DIRECTION —
In the listing below, locate the lines that hold "xlabel" and copy them.

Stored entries
## begin

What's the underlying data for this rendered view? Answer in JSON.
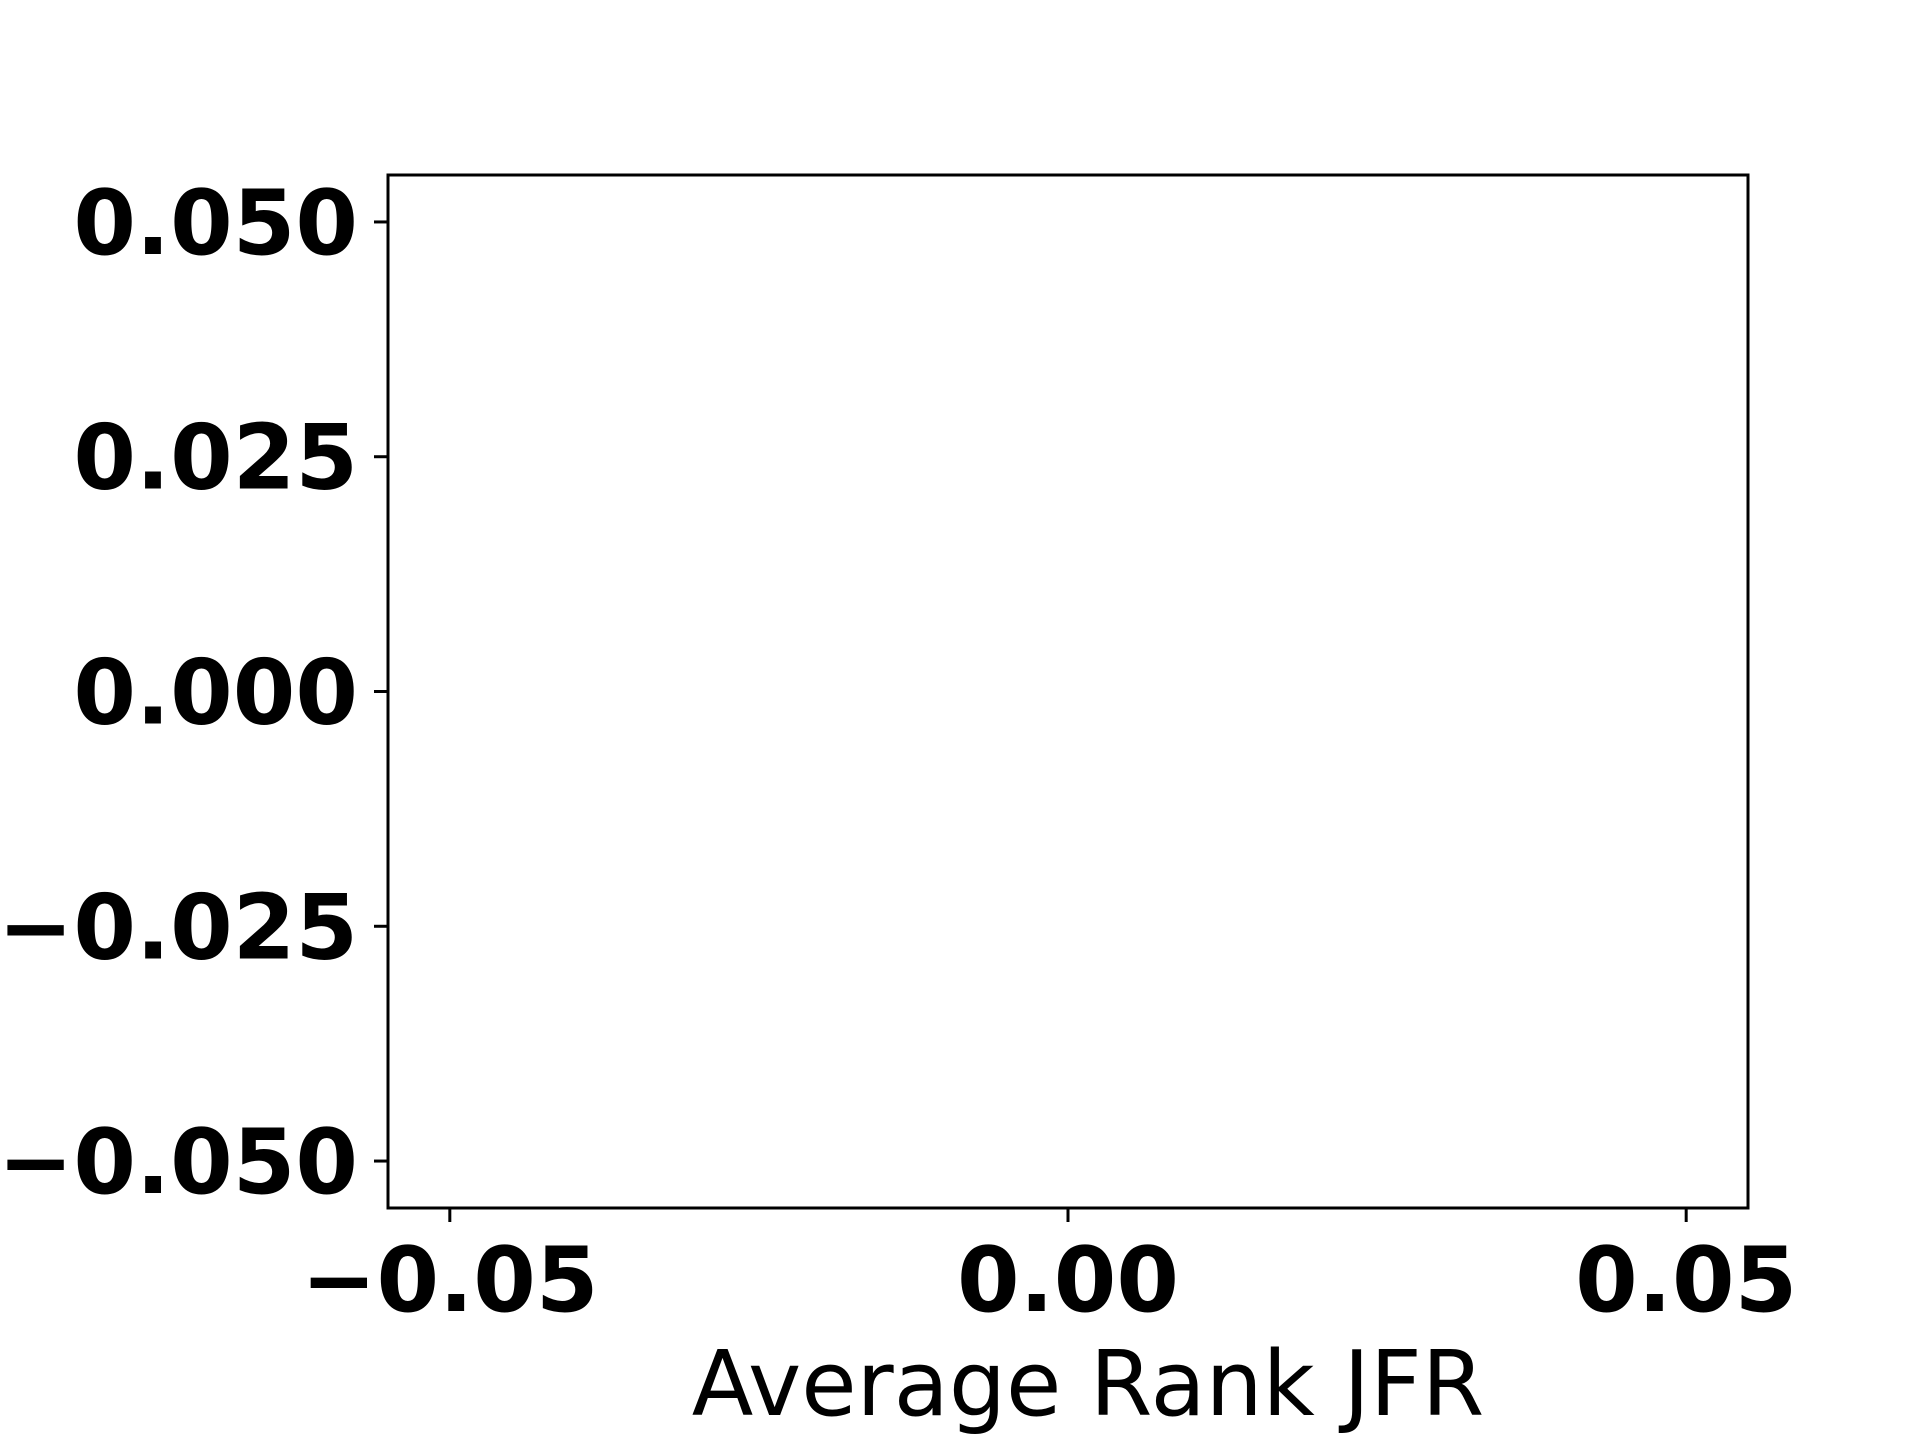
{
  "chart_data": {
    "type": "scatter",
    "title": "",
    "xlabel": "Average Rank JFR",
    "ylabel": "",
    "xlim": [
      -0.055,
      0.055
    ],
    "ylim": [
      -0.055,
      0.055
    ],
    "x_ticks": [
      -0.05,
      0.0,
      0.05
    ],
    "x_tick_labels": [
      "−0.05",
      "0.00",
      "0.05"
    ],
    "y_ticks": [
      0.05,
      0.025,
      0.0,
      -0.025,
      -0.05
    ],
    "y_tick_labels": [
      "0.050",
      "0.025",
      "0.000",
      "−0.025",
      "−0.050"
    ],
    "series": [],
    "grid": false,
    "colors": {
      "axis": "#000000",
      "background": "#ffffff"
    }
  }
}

## end
## begin

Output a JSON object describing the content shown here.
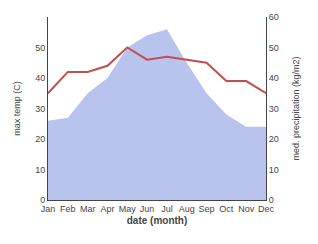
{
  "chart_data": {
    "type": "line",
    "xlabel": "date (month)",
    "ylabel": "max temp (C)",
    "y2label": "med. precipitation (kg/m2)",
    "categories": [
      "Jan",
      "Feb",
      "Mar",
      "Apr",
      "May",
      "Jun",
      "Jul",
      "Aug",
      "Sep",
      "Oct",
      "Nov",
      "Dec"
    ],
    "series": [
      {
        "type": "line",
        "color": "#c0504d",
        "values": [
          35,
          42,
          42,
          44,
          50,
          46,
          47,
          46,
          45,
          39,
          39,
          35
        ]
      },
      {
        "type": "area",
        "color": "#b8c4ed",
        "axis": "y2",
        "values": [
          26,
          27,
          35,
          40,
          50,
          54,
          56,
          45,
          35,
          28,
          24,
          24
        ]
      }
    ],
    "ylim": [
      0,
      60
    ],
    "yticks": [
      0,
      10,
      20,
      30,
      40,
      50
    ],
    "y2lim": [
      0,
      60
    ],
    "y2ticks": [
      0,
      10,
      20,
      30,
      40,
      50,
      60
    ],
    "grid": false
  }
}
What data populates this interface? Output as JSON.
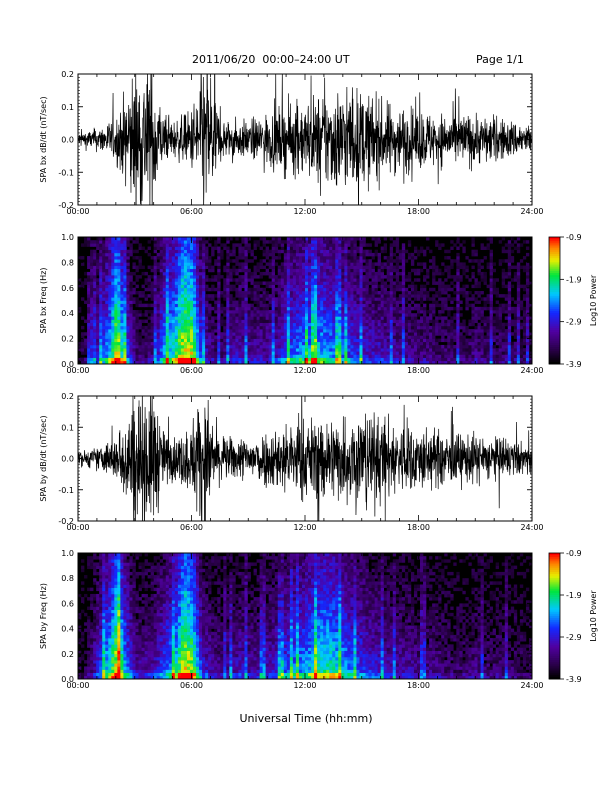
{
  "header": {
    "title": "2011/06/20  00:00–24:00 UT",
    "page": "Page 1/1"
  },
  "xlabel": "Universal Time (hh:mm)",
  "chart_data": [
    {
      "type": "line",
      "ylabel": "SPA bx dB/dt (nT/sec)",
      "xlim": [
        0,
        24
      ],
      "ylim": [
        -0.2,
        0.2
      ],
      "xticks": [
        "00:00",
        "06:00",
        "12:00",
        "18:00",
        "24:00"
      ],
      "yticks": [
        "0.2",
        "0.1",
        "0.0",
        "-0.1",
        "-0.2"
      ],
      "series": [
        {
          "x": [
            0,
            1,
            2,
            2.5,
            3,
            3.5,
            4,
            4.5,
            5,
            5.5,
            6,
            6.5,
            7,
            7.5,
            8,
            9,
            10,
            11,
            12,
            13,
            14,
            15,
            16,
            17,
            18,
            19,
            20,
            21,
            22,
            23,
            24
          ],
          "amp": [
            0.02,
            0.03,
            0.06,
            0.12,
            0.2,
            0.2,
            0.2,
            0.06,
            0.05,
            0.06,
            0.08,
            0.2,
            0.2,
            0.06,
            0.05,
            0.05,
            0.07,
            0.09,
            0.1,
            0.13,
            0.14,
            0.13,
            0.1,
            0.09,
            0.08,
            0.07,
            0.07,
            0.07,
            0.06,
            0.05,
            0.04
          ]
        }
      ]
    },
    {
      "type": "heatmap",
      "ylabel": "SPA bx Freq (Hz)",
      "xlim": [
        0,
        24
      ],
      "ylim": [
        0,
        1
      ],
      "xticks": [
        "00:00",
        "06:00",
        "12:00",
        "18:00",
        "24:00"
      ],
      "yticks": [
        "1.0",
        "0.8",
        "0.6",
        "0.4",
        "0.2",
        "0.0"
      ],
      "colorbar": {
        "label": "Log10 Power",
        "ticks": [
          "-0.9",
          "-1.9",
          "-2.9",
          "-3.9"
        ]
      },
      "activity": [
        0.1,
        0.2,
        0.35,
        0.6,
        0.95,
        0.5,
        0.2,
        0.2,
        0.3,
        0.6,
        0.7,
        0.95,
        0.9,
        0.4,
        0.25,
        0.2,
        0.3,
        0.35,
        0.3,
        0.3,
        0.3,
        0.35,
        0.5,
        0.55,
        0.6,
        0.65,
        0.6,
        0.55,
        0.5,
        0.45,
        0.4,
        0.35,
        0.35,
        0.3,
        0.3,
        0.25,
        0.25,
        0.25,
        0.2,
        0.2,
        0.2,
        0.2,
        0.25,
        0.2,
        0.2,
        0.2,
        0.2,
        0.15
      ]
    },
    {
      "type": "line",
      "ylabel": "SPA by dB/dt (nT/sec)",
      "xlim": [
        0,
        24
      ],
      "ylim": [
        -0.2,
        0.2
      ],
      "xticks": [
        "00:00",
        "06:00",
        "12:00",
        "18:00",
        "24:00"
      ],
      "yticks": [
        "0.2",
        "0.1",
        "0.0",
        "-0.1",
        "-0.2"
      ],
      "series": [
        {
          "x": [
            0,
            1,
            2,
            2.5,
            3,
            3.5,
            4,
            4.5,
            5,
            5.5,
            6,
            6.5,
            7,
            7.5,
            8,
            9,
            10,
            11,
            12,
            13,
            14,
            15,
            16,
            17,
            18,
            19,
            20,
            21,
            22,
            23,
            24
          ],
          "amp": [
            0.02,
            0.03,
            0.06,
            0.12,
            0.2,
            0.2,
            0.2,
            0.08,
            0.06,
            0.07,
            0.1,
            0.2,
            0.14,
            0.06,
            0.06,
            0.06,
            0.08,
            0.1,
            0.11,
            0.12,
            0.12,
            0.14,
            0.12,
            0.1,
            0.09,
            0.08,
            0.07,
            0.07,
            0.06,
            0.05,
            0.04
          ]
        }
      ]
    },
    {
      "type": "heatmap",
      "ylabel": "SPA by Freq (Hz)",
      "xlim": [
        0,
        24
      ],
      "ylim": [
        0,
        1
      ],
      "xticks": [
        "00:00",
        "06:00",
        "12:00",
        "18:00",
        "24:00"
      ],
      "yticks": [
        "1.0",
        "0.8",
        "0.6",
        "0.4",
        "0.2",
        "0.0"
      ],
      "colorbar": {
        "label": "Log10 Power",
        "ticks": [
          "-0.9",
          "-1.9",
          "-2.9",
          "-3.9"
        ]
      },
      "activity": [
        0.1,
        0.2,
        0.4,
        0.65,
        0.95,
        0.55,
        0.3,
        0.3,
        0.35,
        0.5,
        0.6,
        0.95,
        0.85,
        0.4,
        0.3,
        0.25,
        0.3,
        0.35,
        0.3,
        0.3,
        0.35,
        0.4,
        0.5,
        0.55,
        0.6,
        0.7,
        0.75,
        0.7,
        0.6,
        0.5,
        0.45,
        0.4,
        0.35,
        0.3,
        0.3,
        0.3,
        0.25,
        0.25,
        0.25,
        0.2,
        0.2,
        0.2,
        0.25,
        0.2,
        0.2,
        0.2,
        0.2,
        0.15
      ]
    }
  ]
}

## end
## begin

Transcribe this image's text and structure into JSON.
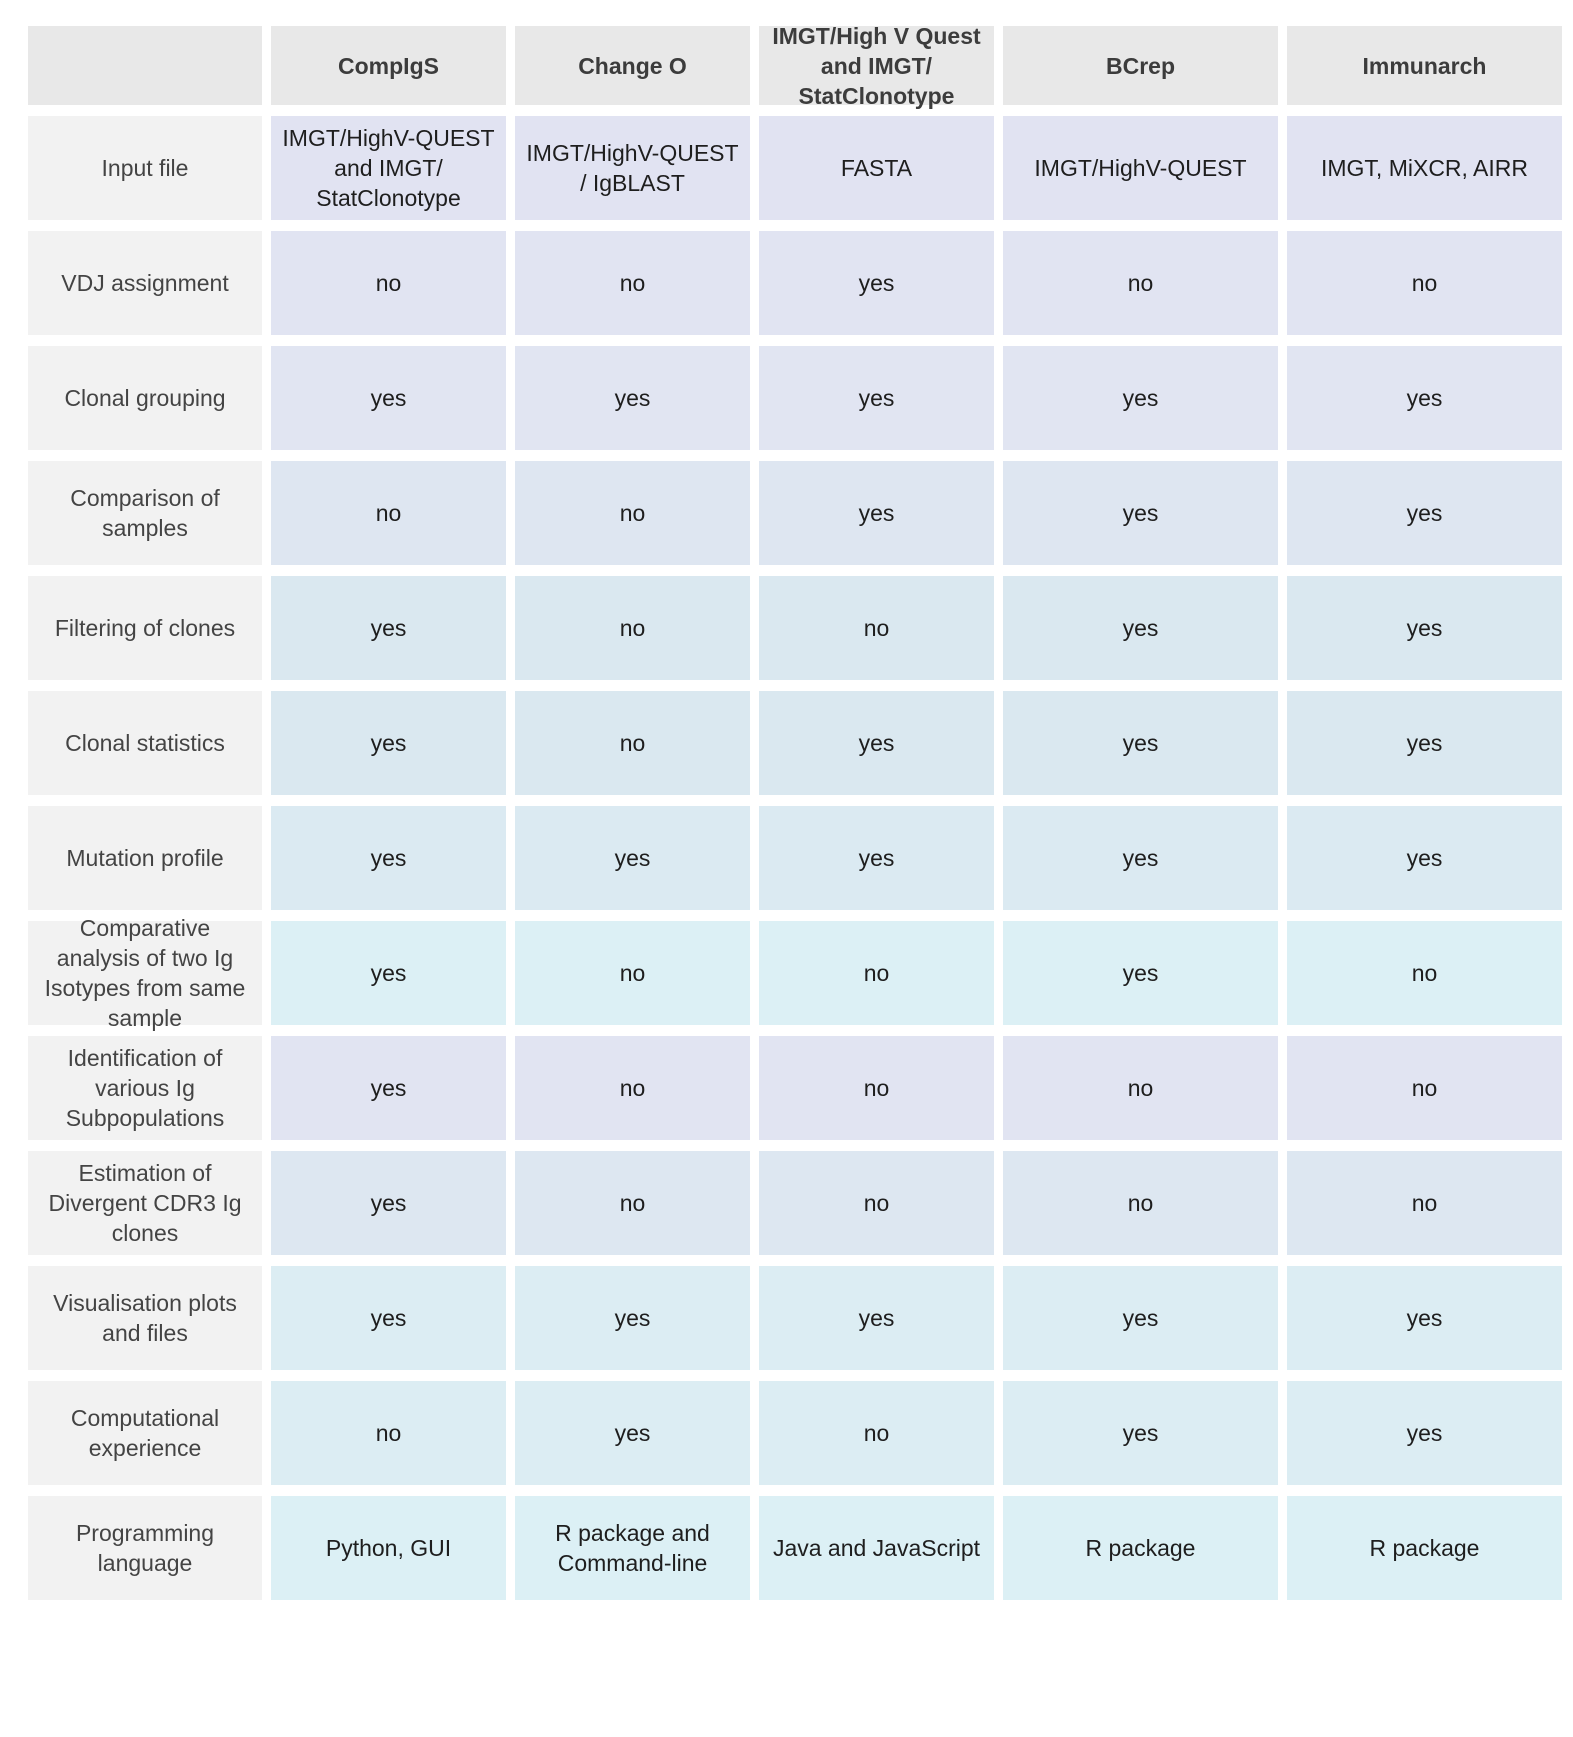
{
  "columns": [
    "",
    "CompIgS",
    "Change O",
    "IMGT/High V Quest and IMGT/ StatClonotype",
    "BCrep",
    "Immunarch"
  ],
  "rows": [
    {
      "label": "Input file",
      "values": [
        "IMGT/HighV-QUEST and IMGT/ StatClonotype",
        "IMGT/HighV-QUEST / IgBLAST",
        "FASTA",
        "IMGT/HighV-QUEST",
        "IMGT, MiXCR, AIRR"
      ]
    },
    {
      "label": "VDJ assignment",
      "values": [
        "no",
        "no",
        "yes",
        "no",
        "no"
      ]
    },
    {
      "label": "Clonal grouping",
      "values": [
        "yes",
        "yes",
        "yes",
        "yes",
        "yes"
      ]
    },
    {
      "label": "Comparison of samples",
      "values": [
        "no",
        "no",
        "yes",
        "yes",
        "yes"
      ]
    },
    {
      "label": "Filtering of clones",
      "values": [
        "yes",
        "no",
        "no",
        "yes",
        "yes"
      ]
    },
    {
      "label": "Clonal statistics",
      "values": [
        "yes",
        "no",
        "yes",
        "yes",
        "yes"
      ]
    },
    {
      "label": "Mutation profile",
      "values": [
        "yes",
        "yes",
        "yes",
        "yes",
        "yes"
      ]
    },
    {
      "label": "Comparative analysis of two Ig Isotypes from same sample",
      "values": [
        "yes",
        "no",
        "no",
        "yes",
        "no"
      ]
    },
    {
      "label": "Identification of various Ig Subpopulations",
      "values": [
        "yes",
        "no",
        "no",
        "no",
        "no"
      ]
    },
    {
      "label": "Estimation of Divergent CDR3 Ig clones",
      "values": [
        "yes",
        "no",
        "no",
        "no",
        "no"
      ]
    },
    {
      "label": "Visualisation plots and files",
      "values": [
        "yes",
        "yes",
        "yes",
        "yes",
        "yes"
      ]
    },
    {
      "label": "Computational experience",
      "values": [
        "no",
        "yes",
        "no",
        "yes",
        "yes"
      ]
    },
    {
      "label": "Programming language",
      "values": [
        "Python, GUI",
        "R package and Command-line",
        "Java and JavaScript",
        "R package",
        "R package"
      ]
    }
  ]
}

## end

CORRECT OUTPUT —
    "xlabel": "Average Rank JFR",
    "xlabel": "date (month)",
  "xlabel": "Universal Time (hh:mm)",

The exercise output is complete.